[Provided information]:
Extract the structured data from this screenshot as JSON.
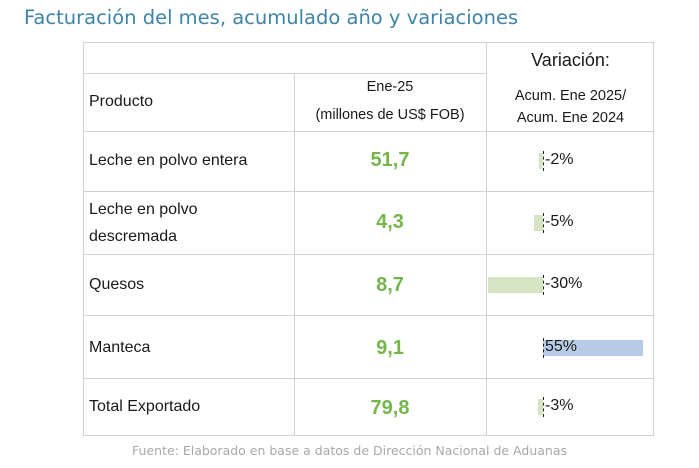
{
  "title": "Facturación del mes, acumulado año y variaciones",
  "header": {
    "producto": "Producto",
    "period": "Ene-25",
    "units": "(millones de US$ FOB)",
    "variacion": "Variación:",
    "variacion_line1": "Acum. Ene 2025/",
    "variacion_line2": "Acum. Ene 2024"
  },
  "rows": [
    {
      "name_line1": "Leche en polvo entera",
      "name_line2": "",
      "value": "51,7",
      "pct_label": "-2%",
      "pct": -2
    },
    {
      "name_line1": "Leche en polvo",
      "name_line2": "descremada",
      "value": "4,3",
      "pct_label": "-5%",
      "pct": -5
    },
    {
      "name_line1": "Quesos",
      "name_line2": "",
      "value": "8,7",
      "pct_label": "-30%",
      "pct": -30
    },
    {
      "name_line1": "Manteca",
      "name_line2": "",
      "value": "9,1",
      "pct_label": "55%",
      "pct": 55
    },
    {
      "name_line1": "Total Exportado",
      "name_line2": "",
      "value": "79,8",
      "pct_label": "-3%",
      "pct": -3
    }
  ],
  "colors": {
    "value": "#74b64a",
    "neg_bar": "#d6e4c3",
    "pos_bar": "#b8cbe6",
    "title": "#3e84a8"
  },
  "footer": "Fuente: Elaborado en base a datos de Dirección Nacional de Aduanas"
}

[What you will do]: Repeat all of the entries word for word, but omit the pictures.

[Exercise solution]:
Extract the structured data from this screenshot as JSON.
{
  "title": "Facturación del mes, acumulado año y variaciones",
  "header": {
    "producto": "Producto",
    "period": "Ene-25",
    "units": "(millones de US$ FOB)",
    "variacion": "Variación:",
    "variacion_line1": "Acum. Ene 2025/",
    "variacion_line2": "Acum. Ene 2024"
  },
  "rows": [
    {
      "name_line1": "Leche en polvo entera",
      "name_line2": "",
      "value": "51,7",
      "pct_label": "-2%",
      "pct": -2
    },
    {
      "name_line1": "Leche en polvo",
      "name_line2": "descremada",
      "value": "4,3",
      "pct_label": "-5%",
      "pct": -5
    },
    {
      "name_line1": "Quesos",
      "name_line2": "",
      "value": "8,7",
      "pct_label": "-30%",
      "pct": -30
    },
    {
      "name_line1": "Manteca",
      "name_line2": "",
      "value": "9,1",
      "pct_label": "55%",
      "pct": 55
    },
    {
      "name_line1": "Total Exportado",
      "name_line2": "",
      "value": "79,8",
      "pct_label": "-3%",
      "pct": -3
    }
  ],
  "colors": {
    "value": "#74b64a",
    "neg_bar": "#d6e4c3",
    "pos_bar": "#b8cbe6",
    "title": "#3e84a8"
  },
  "footer": "Fuente: Elaborado en base a datos de Dirección Nacional de Aduanas"
}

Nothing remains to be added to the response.